__Data supplied__

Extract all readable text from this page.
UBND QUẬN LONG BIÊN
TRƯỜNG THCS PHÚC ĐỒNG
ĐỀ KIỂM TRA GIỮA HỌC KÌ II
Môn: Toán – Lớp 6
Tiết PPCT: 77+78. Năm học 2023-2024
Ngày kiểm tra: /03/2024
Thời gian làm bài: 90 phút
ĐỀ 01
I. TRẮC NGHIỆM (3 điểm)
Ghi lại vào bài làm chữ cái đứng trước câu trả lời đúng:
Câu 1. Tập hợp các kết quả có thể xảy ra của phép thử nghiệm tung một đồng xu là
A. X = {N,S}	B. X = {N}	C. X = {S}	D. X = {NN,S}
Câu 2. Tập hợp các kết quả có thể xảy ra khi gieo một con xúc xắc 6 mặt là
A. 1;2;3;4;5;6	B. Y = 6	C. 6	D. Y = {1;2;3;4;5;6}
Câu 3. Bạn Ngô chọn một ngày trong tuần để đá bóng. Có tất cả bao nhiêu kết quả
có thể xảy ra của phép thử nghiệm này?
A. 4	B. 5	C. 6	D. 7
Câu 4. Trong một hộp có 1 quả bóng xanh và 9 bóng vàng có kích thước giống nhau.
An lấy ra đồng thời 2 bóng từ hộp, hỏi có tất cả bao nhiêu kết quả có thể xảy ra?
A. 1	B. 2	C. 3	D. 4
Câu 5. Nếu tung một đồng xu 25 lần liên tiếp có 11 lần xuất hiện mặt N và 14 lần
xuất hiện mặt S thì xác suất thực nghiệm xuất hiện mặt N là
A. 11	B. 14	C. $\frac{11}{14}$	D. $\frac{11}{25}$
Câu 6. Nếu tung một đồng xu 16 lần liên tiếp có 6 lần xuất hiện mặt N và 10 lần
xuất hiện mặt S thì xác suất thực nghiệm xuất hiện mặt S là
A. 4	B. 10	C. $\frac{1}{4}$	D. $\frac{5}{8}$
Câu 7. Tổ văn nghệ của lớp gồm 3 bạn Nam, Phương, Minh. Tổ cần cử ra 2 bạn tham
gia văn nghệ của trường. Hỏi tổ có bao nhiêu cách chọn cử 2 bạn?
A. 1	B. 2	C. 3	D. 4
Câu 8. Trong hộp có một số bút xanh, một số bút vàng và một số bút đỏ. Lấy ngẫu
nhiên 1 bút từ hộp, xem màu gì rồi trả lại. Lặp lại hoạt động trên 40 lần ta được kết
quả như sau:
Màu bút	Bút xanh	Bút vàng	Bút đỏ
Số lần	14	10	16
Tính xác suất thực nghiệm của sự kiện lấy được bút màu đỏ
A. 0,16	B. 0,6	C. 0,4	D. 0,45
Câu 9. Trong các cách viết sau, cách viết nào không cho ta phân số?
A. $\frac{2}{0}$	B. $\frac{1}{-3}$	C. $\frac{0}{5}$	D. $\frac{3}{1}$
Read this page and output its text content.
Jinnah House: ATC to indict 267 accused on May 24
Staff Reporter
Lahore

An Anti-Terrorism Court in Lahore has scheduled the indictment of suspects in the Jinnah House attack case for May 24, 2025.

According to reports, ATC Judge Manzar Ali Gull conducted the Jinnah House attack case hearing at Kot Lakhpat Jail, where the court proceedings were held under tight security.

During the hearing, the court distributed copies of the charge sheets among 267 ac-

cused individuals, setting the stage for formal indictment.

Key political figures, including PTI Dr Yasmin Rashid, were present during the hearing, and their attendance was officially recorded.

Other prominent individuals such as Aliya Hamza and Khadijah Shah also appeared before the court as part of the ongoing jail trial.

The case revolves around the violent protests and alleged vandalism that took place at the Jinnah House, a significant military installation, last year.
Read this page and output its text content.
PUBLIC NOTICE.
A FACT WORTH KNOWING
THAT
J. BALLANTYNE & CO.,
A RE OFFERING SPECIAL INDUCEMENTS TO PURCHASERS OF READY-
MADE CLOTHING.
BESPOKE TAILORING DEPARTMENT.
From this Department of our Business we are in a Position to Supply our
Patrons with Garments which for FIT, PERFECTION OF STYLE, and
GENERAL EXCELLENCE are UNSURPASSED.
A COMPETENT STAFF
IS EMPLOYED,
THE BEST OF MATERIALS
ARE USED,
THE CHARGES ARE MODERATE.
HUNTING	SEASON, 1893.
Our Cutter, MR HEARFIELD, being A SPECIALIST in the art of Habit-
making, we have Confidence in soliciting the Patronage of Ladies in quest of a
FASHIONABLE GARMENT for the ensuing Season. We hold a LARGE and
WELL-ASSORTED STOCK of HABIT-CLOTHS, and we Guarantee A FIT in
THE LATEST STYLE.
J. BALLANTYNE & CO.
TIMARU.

__Your objective__
Copy, from the material, each line that holds the string "liên".

__Worked answer__
Câu 5. Nếu tung một đồng xu 25 lần liên tiếp có 11 lần xuất hiện mặt N và 14 lần
Câu 6. Nếu tung một đồng xu 16 lần liên tiếp có 6 lần xuất hiện mặt N và 10 lần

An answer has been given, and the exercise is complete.